TASK STATEMENT: Say how many lines contain "JSON"; the answer is the number alone.

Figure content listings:

○ ○ ○

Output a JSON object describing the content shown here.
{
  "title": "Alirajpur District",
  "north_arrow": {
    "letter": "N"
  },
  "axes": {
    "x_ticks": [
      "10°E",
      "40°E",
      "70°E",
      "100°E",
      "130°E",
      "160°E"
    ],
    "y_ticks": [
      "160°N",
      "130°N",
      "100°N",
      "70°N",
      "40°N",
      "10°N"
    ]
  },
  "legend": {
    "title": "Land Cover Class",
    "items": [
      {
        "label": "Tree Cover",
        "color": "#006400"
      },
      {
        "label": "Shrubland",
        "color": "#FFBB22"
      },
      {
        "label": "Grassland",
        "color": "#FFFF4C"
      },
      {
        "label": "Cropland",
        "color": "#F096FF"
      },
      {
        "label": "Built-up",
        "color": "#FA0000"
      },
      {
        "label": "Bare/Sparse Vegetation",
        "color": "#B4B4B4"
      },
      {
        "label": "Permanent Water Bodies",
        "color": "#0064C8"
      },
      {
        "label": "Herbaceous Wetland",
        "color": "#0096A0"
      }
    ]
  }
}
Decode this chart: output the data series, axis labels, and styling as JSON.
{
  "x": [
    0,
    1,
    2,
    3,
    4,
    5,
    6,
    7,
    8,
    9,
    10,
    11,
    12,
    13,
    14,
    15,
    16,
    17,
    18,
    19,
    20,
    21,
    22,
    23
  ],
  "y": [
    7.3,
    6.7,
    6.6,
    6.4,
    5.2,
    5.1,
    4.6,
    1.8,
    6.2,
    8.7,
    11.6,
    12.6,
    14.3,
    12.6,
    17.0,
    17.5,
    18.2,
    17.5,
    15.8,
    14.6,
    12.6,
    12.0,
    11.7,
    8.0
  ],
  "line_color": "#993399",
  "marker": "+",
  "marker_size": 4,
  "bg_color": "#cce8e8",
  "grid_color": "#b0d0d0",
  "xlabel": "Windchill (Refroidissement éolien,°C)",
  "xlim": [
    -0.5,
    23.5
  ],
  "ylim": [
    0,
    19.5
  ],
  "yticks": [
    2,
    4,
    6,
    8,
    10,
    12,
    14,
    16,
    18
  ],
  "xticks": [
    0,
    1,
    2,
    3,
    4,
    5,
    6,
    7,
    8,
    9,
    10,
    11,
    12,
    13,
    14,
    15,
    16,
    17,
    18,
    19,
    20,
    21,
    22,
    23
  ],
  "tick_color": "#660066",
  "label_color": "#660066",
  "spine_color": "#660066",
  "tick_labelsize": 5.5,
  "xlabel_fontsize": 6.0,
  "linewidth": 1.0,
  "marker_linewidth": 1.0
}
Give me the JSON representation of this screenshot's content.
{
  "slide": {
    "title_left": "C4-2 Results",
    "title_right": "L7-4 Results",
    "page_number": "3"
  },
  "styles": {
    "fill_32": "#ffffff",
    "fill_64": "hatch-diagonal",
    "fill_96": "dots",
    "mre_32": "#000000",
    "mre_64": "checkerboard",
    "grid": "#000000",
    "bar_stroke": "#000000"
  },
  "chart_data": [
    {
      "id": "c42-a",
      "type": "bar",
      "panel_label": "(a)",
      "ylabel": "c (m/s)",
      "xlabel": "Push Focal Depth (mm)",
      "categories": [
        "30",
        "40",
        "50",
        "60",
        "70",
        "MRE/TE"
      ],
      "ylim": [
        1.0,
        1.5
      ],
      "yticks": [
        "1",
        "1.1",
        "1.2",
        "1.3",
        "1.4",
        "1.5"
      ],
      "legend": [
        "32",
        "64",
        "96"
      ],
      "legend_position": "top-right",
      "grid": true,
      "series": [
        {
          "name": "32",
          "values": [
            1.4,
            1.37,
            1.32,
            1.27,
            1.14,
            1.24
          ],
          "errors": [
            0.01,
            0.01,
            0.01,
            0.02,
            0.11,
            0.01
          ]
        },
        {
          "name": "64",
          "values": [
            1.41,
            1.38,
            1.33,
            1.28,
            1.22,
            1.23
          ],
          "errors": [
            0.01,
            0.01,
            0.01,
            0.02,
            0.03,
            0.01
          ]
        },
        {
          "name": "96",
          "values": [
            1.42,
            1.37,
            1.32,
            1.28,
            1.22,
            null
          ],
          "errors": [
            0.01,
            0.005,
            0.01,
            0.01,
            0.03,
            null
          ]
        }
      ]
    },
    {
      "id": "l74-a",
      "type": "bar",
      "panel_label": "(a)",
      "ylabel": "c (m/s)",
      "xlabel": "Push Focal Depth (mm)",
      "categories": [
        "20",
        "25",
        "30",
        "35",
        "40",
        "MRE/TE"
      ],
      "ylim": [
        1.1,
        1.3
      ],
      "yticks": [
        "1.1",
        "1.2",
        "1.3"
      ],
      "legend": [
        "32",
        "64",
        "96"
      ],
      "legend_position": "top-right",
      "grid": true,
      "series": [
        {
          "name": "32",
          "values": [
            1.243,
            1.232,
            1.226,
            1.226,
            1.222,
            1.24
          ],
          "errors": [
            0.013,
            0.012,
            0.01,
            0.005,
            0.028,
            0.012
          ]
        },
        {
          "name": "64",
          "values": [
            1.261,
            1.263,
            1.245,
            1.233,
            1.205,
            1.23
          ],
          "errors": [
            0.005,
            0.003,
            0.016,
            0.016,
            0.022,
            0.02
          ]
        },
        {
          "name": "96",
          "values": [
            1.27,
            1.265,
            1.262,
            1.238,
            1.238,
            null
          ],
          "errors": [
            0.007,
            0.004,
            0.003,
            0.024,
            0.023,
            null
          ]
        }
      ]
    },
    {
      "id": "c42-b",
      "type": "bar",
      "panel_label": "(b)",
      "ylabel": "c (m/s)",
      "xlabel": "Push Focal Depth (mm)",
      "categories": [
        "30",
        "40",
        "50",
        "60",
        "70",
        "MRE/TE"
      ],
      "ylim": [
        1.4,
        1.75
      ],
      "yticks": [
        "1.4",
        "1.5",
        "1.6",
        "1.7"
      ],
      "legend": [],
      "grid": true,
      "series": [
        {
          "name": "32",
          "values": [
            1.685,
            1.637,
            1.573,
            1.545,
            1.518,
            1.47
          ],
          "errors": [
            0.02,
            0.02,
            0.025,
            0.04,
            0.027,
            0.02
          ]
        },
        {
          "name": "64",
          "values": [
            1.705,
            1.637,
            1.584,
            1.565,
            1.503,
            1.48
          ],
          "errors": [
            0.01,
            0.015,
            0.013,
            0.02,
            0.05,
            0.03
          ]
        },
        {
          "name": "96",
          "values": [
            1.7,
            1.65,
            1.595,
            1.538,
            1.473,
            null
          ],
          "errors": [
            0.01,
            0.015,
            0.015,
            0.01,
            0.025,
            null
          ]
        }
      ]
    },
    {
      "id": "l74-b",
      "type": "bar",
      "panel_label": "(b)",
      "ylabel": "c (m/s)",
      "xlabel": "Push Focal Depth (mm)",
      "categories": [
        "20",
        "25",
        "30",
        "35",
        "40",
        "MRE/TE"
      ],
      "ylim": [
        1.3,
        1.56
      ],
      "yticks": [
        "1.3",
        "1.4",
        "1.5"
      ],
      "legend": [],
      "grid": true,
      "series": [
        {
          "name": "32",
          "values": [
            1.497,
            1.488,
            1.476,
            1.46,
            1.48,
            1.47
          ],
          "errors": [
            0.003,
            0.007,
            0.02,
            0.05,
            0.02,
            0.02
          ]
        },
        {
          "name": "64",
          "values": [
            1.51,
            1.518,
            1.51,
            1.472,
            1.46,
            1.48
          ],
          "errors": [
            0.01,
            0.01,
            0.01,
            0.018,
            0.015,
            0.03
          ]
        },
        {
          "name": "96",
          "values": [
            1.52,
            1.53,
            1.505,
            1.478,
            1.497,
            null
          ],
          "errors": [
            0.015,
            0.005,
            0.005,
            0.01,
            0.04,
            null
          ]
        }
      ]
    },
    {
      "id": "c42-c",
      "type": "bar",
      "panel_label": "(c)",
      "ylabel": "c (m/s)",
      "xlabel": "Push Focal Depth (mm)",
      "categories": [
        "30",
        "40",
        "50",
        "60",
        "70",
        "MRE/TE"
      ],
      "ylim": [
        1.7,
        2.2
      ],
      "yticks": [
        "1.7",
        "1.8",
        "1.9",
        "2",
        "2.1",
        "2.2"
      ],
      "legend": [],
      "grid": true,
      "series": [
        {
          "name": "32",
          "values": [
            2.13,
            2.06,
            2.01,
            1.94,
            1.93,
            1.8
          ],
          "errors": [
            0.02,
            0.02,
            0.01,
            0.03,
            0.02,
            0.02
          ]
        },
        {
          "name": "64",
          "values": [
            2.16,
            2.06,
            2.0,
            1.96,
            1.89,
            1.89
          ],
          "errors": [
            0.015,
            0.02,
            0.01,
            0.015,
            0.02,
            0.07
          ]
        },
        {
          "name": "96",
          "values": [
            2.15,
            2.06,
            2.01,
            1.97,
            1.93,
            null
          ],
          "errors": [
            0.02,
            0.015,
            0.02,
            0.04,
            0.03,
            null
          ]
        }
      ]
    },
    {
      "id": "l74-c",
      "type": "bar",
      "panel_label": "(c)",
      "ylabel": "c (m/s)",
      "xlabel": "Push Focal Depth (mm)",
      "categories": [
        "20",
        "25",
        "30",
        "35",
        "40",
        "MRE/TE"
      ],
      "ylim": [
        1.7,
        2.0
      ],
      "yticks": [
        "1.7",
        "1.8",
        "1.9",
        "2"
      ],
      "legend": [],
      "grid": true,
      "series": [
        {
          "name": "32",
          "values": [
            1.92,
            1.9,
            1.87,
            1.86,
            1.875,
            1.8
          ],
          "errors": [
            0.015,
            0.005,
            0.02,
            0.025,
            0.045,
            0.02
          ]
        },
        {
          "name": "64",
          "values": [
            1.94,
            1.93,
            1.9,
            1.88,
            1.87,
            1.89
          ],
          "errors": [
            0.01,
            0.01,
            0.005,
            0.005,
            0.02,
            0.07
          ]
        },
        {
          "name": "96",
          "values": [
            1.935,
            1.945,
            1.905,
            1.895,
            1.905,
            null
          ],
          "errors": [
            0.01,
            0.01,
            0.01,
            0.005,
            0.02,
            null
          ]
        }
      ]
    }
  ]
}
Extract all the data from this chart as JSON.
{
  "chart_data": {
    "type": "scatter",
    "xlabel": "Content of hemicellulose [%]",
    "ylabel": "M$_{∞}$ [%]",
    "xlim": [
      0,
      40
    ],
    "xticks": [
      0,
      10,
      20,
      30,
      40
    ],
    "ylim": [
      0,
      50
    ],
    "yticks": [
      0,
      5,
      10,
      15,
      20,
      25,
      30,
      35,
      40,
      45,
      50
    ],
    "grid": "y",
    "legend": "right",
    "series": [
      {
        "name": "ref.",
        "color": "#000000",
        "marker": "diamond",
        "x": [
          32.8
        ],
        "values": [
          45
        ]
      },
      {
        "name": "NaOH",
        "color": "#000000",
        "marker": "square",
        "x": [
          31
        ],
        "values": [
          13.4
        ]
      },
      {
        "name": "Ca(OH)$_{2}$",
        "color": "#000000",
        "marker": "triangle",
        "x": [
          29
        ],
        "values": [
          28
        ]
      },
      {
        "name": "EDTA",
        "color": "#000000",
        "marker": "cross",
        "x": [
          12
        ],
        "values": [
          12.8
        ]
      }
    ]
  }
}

○ ○ ○

FULL OUTPUT: 4